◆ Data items
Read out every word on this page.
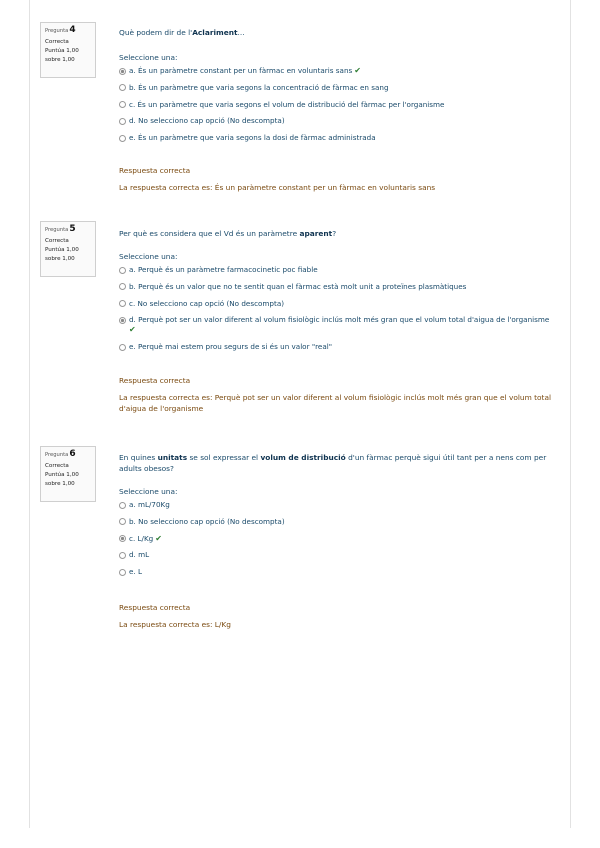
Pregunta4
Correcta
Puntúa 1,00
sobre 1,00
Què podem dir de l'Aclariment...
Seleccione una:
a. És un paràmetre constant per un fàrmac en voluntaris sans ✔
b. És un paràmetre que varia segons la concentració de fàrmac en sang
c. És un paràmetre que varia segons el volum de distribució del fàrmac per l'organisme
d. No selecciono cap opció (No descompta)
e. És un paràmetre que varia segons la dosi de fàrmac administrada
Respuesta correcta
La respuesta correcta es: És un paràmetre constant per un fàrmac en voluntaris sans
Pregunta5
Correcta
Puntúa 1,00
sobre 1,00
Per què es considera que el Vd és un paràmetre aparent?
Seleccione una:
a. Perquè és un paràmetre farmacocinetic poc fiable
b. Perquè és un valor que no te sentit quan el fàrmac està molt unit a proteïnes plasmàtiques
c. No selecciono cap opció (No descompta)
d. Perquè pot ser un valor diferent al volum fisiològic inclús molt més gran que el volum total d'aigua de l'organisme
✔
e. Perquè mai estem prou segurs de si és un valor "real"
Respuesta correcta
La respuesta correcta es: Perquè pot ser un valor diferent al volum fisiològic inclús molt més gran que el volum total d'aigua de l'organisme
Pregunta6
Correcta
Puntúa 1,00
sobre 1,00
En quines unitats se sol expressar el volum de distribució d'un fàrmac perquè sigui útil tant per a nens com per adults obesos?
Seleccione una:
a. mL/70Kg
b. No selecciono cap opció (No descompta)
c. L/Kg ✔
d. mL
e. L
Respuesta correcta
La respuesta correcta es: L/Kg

◆ STATED TASK
From the listing above, pick out every line containing "total".

◆ OUTPUT BELOW
d. Perquè pot ser un valor diferent al volum fisiològic inclús molt més gran que el volum total d'aigua de l'organisme
La respuesta correcta es: Perquè pot ser un valor diferent al volum fisiològic inclús molt més gran que el volum total d'aigua de l'organisme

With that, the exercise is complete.